## Exercise instructions
The entries need to be copied exactly.

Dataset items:
========================================================================
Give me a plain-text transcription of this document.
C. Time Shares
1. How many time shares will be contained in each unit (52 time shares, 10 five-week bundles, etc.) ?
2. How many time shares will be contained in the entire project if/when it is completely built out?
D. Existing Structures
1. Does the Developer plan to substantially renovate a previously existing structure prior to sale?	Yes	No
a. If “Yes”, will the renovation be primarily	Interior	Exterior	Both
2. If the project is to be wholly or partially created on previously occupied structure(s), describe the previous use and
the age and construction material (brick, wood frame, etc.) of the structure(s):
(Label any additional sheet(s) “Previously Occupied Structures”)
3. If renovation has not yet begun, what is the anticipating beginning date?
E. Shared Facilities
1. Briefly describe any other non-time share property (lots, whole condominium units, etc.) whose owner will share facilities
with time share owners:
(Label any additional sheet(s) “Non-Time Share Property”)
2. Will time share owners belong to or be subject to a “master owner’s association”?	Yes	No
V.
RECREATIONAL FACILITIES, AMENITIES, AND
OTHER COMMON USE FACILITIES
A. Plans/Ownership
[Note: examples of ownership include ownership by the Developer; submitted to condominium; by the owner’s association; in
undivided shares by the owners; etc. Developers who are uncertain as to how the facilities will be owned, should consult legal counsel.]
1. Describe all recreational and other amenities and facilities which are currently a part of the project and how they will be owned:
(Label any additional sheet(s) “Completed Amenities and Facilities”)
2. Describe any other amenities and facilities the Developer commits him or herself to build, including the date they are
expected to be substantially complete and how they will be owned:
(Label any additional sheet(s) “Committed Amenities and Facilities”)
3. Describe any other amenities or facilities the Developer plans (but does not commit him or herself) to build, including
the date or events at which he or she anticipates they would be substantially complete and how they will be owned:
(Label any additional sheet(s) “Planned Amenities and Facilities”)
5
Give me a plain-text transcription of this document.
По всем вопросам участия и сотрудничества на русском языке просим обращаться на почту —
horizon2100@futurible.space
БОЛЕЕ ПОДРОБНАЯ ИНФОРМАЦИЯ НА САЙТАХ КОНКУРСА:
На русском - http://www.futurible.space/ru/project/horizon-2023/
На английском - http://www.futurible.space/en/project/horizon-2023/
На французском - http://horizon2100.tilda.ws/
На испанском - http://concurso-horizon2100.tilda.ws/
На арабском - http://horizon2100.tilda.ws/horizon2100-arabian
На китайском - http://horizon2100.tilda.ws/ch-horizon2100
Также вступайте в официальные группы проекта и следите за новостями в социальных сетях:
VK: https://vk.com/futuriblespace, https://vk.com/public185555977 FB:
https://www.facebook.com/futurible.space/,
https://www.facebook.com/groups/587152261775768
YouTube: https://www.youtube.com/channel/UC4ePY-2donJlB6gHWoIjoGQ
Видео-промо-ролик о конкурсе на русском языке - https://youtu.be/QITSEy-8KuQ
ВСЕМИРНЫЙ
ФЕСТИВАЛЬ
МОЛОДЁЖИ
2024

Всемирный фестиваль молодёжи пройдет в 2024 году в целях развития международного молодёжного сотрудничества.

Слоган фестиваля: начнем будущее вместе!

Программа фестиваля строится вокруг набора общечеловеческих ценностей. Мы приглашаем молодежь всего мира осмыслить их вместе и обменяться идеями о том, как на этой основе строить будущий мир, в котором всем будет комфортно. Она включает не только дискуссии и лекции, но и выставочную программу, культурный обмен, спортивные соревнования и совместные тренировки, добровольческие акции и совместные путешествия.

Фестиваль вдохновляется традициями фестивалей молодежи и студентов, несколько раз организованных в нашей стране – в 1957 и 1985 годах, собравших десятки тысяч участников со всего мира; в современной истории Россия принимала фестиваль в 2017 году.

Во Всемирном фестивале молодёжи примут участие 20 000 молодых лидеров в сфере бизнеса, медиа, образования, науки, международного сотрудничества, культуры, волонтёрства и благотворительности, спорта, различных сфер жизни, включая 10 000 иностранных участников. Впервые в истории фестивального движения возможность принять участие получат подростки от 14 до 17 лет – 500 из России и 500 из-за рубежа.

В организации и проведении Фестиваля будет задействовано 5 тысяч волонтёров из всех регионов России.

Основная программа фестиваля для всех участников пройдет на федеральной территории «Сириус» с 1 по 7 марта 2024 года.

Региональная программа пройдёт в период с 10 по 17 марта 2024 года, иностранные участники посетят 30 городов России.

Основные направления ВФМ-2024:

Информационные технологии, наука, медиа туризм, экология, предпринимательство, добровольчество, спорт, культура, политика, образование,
========================================================================
## Correct output
Give me a plain-text transcription of this document.
C. Time Shares
1. How many time shares will be contained in each unit (52 time shares, 10 five-week bundles, etc.) ?
2. How many time shares will be contained in the entire project if/when it is completely built out?
D. Existing Structures
1. Does the Developer plan to substantially renovate a previously existing structure prior to sale?	Yes	No
a. If “Yes”, will the renovation be primarily	Interior	Exterior	Both
2. If the project is to be wholly or partially created on previously occupied structure(s), describe the previous use and
the age and construction material (brick, wood frame, etc.) of the structure(s):
(Label any additional sheet(s) “Previously Occupied Structures”)
3. If renovation has not yet begun, what is the anticipating beginning date?
E. Shared Facilities
1. Briefly describe any other non-time share property (lots, whole condominium units, etc.) whose owner will share facilities
with time share owners:
(Label any additional sheet(s) “Non-Time Share Property”)
2. Will time share owners belong to or be subject to a “master owner’s association”?	Yes	No
V.
RECREATIONAL FACILITIES, AMENITIES, AND
OTHER COMMON USE FACILITIES
A. Plans/Ownership
[Note: examples of ownership include ownership by the Developer; submitted to condominium; by the owner’s association; in
undivided shares by the owners; etc. Developers who are uncertain as to how the facilities will be owned, should consult legal counsel.]
1. Describe all recreational and other amenities and facilities which are currently a part of the project and how they will be owned:
(Label any additional sheet(s) “Completed Amenities and Facilities”)
2. Describe any other amenities and facilities the Developer commits him or herself to build, including the date they are
expected to be substantially complete and how they will be owned:
(Label any additional sheet(s) “Committed Amenities and Facilities”)
3. Describe any other amenities or facilities the Developer plans (but does not commit him or herself) to build, including
the date or events at which he or she anticipates they would be substantially complete and how they will be owned:
(Label any additional sheet(s) “Planned Amenities and Facilities”)
5
Give me a plain-text transcription of this document.
По всем вопросам участия и сотрудничества на русском языке просим обращаться на почту —
horizon2100@futurible.space
БОЛЕЕ ПОДРОБНАЯ ИНФОРМАЦИЯ НА САЙТАХ КОНКУРСА:
На русском - http://www.futurible.space/ru/project/horizon-2023/
На английском - http://www.futurible.space/en/project/horizon-2023/
На французском - http://horizon2100.tilda.ws/
На испанском - http://concurso-horizon2100.tilda.ws/
На арабском - http://horizon2100.tilda.ws/horizon2100-arabian
На китайском - http://horizon2100.tilda.ws/ch-horizon2100
Также вступайте в официальные группы проекта и следите за новостями в социальных сетях:
VK: https://vk.com/futuriblespace, https://vk.com/public185555977 FB:
https://www.facebook.com/futurible.space/,
https://www.facebook.com/groups/587152261775768
YouTube: https://www.youtube.com/channel/UC4ePY-2donJlB6gHWoIjoGQ
Видео-промо-ролик о конкурсе на русском языке - https://youtu.be/QITSEy-8KuQ
ВСЕМИРНЫЙ
ФЕСТИВАЛЬ
МОЛОДЁЖИ
2024

Всемирный фестиваль молодёжи пройдет в 2024 году в целях развития международного молодёжного сотрудничества.

Слоган фестиваля: начнем будущее вместе!

Программа фестиваля строится вокруг набора общечеловеческих ценностей. Мы приглашаем молодежь всего мира осмыслить их вместе и обменяться идеями о том, как на этой основе строить будущий мир, в котором всем будет комфортно. Она включает не только дискуссии и лекции, но и выставочную программу, культурный обмен, спортивные соревнования и совместные тренировки, добровольческие акции и совместные путешествия.

Фестиваль вдохновляется традициями фестивалей молодежи и студентов, несколько раз организованных в нашей стране – в 1957 и 1985 годах, собравших десятки тысяч участников со всего мира; в современной истории Россия принимала фестиваль в 2017 году.

Во Всемирном фестивале молодёжи примут участие 20 000 молодых лидеров в сфере бизнеса, медиа, образования, науки, международного сотрудничества, культуры, волонтёрства и благотворительности, спорта, различных сфер жизни, включая 10 000 иностранных участников. Впервые в истории фестивального движения возможность принять участие получат подростки от 14 до 17 лет – 500 из России и 500 из-за рубежа.

В организации и проведении Фестиваля будет задействовано 5 тысяч волонтёров из всех регионов России.

Основная программа фестиваля для всех участников пройдет на федеральной территории «Сириус» с 1 по 7 марта 2024 года.

Региональная программа пройдёт в период с 10 по 17 марта 2024 года, иностранные участники посетят 30 городов России.

Основные направления ВФМ-2024:

Информационные технологии, наука, медиа туризм, экология, предпринимательство, добровольчество, спорт, культура, политика, образование,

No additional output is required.